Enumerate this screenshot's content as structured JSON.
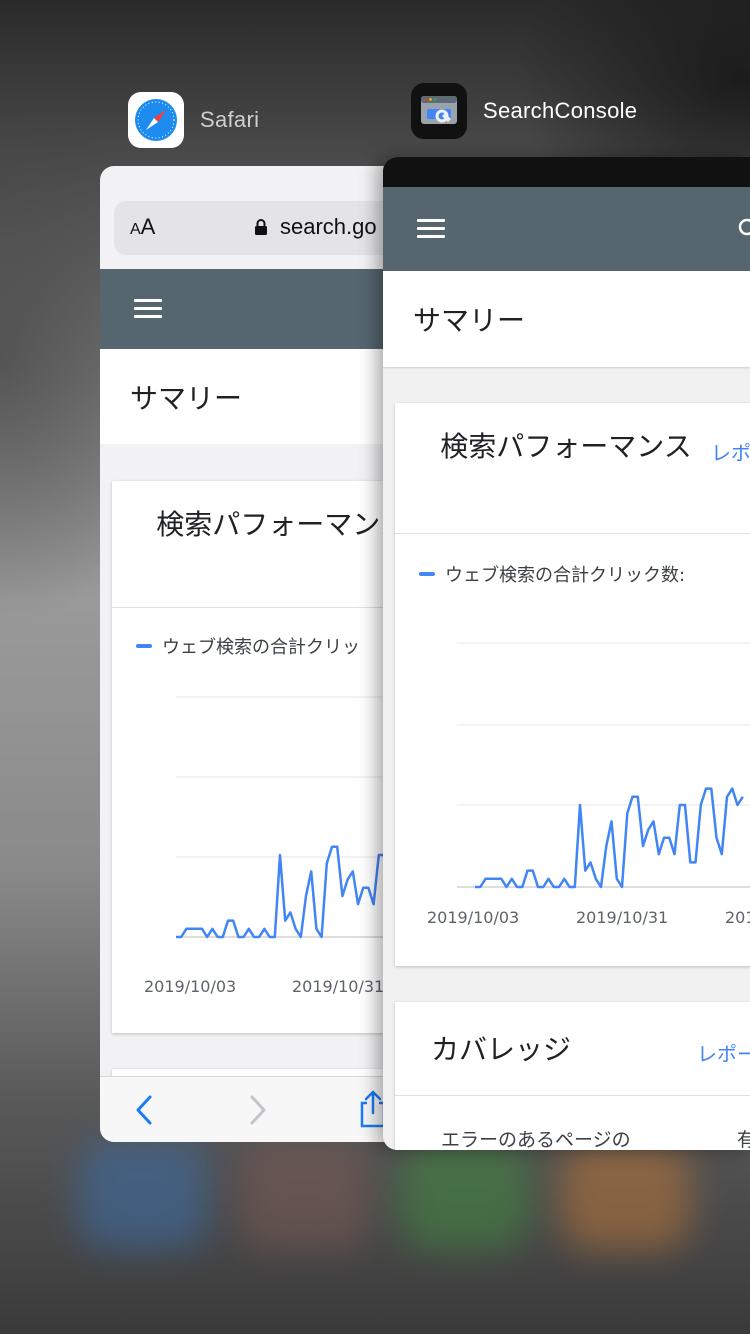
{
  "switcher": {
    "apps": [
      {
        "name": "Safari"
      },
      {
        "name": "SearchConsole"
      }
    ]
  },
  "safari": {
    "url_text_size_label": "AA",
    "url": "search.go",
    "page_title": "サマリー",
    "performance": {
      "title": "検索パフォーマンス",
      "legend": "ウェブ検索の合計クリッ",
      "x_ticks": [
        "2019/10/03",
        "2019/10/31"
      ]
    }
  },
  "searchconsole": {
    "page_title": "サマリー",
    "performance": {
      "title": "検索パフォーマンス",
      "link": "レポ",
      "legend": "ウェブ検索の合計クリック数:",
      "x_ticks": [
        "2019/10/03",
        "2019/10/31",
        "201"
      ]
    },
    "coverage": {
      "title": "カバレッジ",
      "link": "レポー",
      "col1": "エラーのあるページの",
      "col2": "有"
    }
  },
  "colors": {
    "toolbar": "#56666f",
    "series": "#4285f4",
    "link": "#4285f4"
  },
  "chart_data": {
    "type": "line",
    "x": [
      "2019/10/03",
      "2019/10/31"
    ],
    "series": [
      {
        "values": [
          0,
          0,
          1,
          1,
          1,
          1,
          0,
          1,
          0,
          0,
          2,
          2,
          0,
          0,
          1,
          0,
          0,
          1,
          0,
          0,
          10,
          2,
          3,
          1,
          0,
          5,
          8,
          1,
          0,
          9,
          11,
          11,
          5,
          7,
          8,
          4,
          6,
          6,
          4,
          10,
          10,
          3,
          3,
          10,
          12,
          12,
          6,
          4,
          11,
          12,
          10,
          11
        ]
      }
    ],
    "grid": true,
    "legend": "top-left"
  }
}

---

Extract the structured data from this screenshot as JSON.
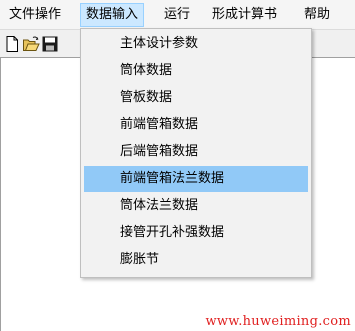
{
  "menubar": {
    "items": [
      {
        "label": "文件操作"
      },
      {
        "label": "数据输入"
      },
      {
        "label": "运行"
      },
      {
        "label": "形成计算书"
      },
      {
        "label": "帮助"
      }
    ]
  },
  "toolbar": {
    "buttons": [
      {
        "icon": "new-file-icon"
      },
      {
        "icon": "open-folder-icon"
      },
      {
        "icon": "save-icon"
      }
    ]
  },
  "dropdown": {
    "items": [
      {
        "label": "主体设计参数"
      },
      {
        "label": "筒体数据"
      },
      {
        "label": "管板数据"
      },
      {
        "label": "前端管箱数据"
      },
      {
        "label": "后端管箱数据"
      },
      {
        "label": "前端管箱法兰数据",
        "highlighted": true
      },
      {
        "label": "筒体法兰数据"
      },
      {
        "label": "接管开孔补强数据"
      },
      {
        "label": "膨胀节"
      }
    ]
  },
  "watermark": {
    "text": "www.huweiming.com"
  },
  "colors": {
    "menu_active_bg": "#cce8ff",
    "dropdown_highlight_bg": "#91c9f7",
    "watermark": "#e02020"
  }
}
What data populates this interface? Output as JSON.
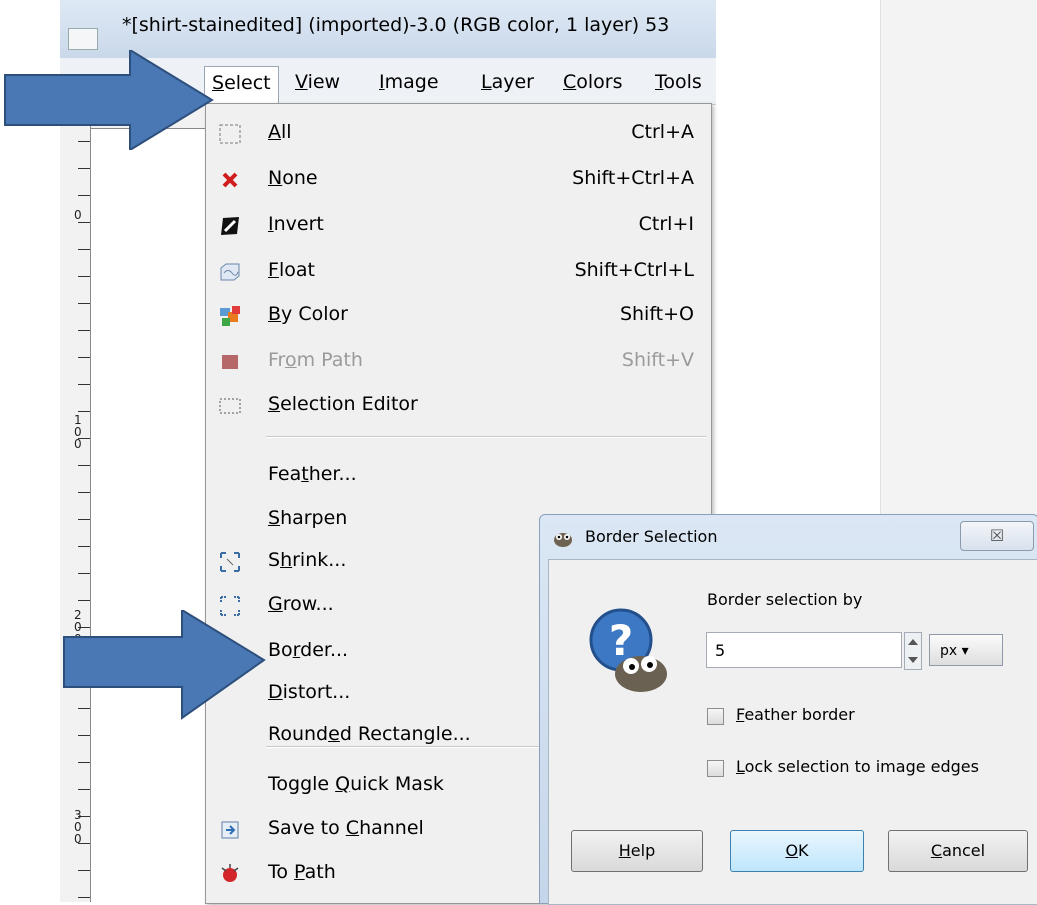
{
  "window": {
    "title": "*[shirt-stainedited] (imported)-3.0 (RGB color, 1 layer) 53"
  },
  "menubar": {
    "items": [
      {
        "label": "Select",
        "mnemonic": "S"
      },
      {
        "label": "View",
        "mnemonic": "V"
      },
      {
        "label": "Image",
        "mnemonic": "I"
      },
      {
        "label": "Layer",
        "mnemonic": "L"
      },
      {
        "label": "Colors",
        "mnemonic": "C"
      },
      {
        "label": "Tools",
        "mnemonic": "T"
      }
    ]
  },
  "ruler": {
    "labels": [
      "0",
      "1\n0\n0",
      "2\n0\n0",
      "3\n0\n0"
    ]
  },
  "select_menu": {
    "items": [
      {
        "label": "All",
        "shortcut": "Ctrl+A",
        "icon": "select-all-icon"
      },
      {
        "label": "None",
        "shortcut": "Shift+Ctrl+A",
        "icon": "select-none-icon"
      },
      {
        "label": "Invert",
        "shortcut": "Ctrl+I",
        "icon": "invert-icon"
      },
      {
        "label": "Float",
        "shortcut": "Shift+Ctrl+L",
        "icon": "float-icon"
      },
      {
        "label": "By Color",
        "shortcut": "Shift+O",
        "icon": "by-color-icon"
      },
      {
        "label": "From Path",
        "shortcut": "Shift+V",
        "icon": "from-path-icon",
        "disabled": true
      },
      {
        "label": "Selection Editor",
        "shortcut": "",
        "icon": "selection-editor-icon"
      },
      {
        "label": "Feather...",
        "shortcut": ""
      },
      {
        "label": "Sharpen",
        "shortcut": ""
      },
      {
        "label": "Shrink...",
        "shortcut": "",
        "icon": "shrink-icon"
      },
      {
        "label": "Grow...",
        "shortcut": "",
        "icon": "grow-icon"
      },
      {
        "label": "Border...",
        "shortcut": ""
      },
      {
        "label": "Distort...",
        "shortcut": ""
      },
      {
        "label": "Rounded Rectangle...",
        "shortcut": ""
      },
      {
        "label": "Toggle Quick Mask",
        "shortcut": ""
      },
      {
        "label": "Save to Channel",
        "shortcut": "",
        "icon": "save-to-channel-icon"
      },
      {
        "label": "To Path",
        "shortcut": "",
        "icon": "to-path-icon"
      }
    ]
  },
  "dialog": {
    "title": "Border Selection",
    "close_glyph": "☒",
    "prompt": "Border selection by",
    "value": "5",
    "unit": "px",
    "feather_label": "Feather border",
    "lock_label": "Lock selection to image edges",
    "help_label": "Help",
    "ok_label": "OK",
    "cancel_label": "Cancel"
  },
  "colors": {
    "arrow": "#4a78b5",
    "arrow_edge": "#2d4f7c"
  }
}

--

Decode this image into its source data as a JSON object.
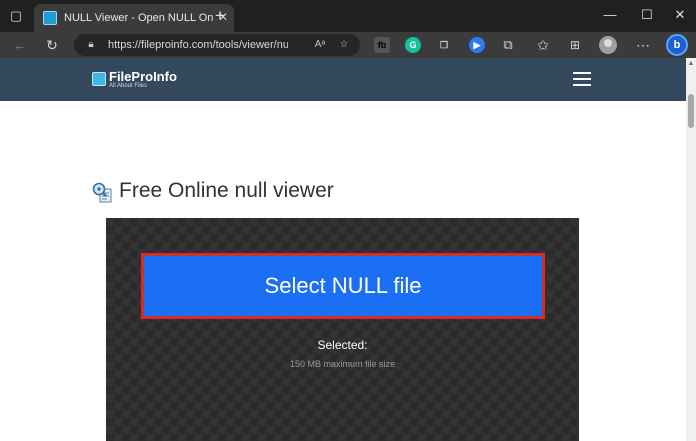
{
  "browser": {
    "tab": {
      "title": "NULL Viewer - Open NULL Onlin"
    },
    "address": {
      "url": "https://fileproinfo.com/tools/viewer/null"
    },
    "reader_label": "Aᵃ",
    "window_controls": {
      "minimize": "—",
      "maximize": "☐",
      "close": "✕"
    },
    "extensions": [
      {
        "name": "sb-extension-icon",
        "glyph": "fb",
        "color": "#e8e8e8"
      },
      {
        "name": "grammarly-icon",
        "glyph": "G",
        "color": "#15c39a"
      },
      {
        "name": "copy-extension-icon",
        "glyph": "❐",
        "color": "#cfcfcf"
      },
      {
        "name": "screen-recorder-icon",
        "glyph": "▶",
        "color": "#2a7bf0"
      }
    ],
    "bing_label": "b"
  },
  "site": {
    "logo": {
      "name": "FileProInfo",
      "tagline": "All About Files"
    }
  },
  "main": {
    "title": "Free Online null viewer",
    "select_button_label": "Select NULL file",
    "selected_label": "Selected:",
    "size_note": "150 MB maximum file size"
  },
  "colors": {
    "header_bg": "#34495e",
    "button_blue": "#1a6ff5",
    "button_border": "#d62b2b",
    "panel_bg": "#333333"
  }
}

WHAT YOU NEED TO DO =
Scan the records for the string "this". Copy each line in which it appears.

ANSWER BELOW =
Enumerate this screenshot's content as structured JSON.
Extract the structured data from this screenshot as JSON.
What data populates this interface? Output as JSON.
Decode this image into its source data as a JSON object.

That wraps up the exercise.